=== WORKING DATA ===

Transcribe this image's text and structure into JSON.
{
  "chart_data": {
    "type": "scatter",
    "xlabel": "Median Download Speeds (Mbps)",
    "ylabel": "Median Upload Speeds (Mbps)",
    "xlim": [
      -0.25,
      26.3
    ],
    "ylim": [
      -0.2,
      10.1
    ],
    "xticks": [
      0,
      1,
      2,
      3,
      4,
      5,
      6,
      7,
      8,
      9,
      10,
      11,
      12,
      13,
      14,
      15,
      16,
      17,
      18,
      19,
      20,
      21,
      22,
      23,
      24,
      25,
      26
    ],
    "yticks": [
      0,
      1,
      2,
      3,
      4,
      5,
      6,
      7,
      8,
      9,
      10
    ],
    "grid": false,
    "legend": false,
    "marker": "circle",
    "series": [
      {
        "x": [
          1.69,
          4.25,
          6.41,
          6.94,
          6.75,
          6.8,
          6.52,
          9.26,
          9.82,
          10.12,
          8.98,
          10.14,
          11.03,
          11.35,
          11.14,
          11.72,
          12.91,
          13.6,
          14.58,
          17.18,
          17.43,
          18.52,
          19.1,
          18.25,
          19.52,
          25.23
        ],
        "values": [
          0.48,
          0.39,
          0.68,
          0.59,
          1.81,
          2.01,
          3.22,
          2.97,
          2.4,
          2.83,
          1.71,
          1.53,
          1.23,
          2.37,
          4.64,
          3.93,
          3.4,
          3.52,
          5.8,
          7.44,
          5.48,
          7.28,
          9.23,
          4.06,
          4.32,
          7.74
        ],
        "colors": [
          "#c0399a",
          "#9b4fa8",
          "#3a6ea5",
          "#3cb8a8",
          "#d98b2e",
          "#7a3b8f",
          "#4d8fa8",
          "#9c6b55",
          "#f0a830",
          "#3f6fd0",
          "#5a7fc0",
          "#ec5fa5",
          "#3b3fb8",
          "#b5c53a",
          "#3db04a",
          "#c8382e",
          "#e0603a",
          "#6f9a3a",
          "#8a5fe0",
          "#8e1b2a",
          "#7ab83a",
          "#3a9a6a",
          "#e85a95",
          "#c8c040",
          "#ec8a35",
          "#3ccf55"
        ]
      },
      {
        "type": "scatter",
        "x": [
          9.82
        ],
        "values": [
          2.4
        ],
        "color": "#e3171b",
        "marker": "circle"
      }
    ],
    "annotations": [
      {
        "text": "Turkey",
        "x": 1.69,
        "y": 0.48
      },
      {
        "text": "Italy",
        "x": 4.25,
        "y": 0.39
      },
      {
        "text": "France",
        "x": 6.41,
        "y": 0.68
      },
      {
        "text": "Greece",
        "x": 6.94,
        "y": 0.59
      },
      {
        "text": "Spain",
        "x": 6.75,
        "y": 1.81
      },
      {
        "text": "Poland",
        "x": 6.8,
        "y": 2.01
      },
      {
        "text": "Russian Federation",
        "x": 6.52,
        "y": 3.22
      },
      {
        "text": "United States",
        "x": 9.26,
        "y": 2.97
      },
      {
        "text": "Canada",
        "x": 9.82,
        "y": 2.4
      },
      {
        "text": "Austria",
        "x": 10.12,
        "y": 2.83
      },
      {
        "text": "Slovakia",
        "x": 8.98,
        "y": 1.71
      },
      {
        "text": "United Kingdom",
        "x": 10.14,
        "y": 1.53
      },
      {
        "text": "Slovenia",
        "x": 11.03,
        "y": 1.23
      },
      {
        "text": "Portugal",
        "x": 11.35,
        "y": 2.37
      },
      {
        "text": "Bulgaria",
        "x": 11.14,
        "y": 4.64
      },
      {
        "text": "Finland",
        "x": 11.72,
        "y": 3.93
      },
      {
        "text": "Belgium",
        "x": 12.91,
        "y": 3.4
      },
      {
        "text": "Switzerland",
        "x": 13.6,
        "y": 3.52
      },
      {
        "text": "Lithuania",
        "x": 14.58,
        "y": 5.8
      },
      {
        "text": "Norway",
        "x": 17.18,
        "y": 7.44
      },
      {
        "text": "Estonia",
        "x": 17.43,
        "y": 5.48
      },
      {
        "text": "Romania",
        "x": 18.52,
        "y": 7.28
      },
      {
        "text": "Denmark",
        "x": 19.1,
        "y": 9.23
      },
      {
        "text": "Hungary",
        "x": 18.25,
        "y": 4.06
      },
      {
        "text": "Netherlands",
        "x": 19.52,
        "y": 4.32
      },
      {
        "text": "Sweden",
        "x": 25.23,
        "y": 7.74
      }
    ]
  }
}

===

Answer with one number: how many lines in the listing hold "Speeds".

▶ **SOLVED EXERCISE**:
2